(Dataset records)
↓↓↓

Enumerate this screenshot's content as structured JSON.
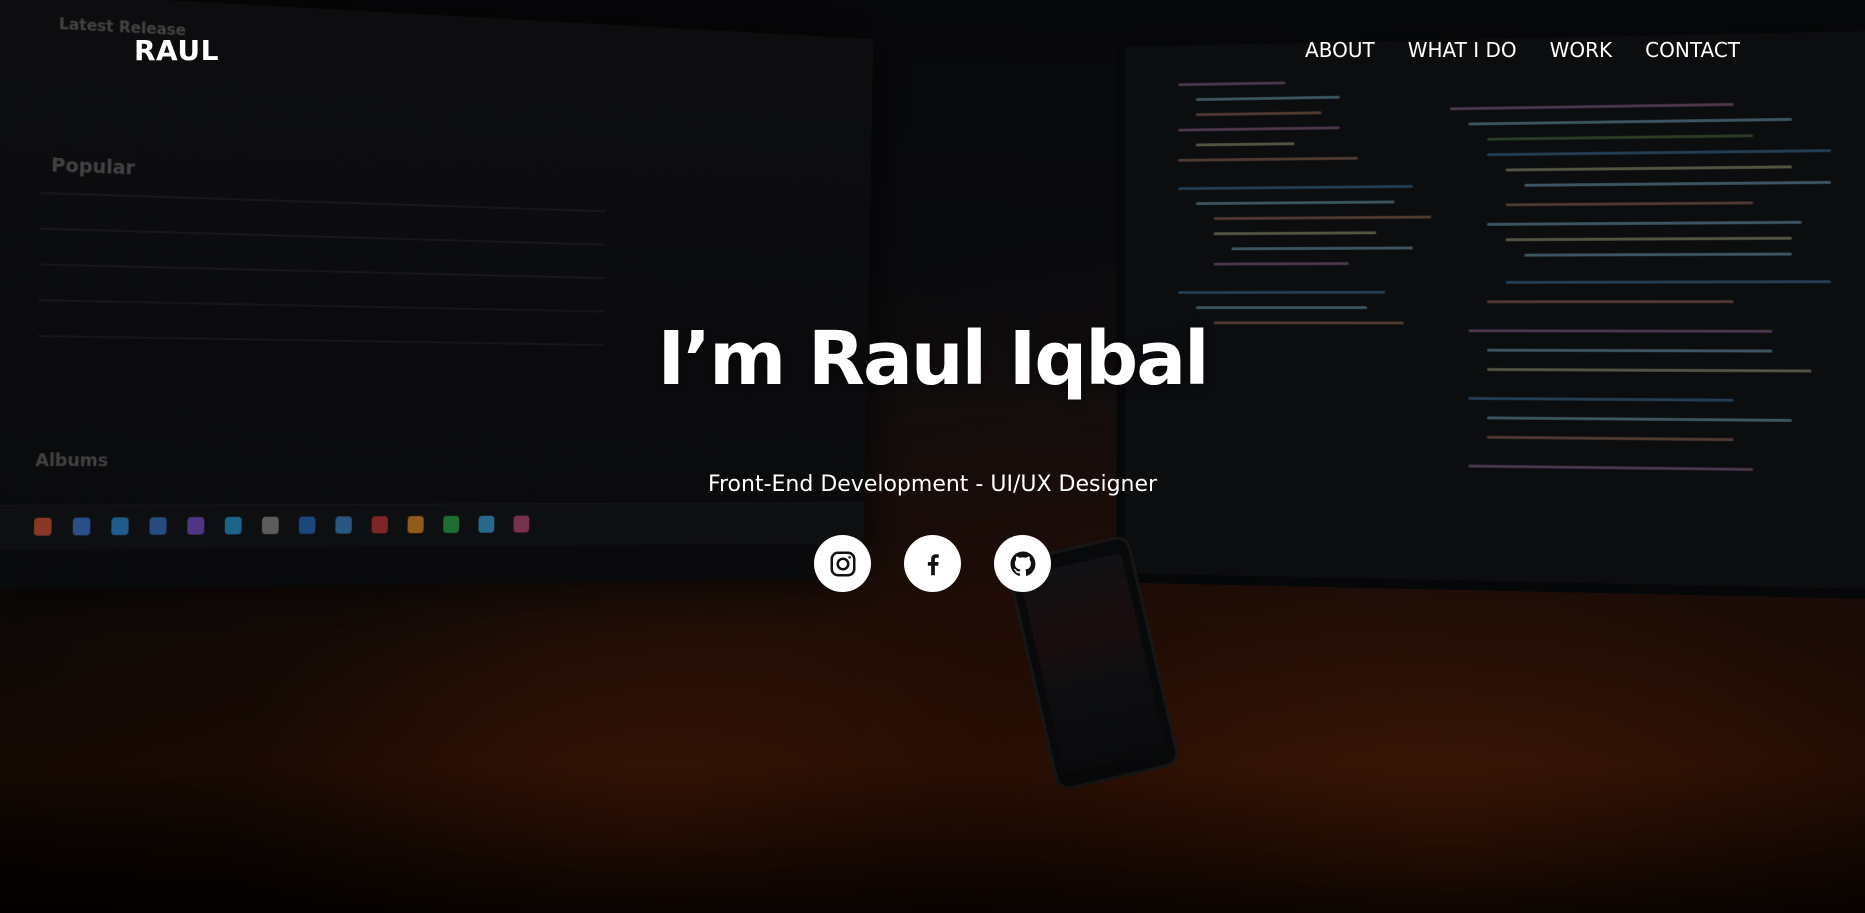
{
  "navbar": {
    "brand": "RAUL",
    "links": [
      {
        "label": "ABOUT"
      },
      {
        "label": "WHAT I DO"
      },
      {
        "label": "WORK"
      },
      {
        "label": "CONTACT"
      }
    ]
  },
  "hero": {
    "title": "I’m Raul Iqbal",
    "subtitle": "Front-End Development - UI/UX Designer",
    "socials": [
      {
        "icon": "instagram-icon"
      },
      {
        "icon": "facebook-icon"
      },
      {
        "icon": "github-icon"
      }
    ]
  },
  "colors": {
    "text": "#ffffff",
    "icon_background": "#ffffff",
    "icon_foreground": "#111111"
  }
}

↑↑↑

_Exercise prompt_
Copy out all the data without changing anything, and drop the pictures.

_Full output_
Enumerate this screenshot's content as structured JSON.
{
  "navbar": {
    "brand": "RAUL",
    "links": [
      {
        "label": "ABOUT"
      },
      {
        "label": "WHAT I DO"
      },
      {
        "label": "WORK"
      },
      {
        "label": "CONTACT"
      }
    ]
  },
  "hero": {
    "title": "I’m Raul Iqbal",
    "subtitle": "Front-End Development - UI/UX Designer",
    "socials": [
      {
        "icon": "instagram-icon"
      },
      {
        "icon": "facebook-icon"
      },
      {
        "icon": "github-icon"
      }
    ]
  },
  "colors": {
    "text": "#ffffff",
    "icon_background": "#ffffff",
    "icon_foreground": "#111111"
  }
}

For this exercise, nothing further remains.